* _TASK OBJECTIVE_
Copy out all lines carrying the word "icon".
:::::
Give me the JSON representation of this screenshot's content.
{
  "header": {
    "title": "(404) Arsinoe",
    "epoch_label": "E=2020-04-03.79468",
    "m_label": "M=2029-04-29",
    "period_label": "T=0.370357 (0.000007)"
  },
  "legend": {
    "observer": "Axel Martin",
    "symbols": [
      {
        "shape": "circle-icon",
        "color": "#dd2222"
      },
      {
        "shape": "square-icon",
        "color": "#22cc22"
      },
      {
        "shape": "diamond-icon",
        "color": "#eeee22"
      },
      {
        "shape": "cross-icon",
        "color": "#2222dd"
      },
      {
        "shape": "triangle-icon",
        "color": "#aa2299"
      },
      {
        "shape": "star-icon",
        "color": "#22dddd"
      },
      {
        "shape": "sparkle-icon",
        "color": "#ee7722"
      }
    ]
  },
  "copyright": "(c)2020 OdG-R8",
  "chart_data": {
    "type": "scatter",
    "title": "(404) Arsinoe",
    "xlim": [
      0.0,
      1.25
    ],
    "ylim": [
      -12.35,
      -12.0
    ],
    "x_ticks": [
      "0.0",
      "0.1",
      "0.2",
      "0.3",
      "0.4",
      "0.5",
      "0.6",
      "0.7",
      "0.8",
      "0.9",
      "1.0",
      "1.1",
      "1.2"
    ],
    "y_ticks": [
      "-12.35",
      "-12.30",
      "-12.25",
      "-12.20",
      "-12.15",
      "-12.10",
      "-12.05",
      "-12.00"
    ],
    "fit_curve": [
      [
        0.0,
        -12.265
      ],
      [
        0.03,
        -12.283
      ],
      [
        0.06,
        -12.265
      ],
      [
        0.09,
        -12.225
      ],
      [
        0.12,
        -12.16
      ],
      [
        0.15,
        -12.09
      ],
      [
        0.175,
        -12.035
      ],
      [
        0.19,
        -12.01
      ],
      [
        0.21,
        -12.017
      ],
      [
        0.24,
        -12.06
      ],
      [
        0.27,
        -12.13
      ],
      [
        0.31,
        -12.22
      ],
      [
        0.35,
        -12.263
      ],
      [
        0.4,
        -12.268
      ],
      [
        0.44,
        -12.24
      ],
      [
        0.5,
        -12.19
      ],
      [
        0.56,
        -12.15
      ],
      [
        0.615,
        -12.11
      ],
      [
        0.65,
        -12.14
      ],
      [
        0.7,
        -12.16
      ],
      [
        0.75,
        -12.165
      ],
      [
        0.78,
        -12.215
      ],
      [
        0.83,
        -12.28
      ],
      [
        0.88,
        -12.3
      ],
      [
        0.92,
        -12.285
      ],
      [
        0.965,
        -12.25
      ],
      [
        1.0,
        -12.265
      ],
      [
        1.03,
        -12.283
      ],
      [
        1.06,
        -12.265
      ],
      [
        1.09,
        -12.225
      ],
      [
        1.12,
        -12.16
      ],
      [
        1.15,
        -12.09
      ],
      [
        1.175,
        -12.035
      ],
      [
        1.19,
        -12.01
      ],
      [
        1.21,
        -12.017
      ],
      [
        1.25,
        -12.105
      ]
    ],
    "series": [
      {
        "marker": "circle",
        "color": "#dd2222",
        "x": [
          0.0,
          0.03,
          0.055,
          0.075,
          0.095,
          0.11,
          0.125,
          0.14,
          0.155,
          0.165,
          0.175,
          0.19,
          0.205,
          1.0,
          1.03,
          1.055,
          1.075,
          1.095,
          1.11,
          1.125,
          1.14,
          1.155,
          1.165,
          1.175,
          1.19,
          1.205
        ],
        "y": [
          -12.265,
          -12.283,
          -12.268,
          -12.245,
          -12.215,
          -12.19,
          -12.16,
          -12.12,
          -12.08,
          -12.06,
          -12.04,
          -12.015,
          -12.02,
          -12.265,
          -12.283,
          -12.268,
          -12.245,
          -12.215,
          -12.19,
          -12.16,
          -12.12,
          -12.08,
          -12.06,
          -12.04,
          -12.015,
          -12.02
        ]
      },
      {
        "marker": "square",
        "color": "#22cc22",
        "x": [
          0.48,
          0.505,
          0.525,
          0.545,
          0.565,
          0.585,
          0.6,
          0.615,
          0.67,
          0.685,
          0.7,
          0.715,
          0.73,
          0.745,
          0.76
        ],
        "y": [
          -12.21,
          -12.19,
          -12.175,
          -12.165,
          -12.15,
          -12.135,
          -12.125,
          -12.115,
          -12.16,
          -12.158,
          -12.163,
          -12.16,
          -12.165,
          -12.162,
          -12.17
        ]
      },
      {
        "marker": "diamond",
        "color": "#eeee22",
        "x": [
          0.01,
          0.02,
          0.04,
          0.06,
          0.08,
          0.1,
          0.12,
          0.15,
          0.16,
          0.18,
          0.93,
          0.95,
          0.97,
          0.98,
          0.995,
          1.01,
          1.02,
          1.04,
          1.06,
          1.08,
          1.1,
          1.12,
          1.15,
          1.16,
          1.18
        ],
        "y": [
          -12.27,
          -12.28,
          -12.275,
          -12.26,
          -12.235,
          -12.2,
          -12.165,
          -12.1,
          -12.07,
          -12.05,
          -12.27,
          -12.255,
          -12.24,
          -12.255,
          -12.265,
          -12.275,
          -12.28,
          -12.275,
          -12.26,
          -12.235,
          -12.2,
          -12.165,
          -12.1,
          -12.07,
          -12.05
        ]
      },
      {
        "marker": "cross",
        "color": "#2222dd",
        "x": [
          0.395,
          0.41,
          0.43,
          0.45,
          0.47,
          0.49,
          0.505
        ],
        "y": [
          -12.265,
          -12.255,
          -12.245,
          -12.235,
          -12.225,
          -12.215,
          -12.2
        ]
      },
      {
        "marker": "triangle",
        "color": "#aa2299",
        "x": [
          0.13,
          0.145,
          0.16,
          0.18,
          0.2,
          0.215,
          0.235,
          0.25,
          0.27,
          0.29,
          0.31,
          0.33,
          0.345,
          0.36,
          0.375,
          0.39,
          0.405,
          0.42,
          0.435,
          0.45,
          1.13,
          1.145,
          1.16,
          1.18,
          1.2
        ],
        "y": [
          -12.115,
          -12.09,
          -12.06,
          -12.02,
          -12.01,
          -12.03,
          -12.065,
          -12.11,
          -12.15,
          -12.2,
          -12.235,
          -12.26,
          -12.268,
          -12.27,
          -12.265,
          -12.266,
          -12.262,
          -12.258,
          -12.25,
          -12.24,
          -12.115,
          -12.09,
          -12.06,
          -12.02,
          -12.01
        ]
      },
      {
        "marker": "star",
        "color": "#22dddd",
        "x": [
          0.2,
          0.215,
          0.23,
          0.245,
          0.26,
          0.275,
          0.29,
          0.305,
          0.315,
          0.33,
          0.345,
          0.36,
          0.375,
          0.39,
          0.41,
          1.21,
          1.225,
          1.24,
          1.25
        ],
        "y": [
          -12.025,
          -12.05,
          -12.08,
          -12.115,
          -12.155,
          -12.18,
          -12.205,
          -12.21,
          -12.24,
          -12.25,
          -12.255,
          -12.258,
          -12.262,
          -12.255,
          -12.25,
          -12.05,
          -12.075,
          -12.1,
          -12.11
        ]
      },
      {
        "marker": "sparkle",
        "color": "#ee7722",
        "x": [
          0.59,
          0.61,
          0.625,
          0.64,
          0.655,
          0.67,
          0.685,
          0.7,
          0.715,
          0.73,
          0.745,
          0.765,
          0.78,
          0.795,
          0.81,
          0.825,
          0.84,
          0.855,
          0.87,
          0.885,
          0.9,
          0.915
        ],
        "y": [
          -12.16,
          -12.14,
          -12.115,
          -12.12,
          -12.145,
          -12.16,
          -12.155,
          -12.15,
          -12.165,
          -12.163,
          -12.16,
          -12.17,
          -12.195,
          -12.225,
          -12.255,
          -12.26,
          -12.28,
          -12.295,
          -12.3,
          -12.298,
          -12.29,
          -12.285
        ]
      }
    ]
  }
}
:::::
* _RESULT BELOW_
        "shape": "circle-icon",
        "shape": "square-icon",
        "shape": "diamond-icon",
        "shape": "cross-icon",
        "shape": "triangle-icon",
        "shape": "star-icon",
        "shape": "sparkle-icon",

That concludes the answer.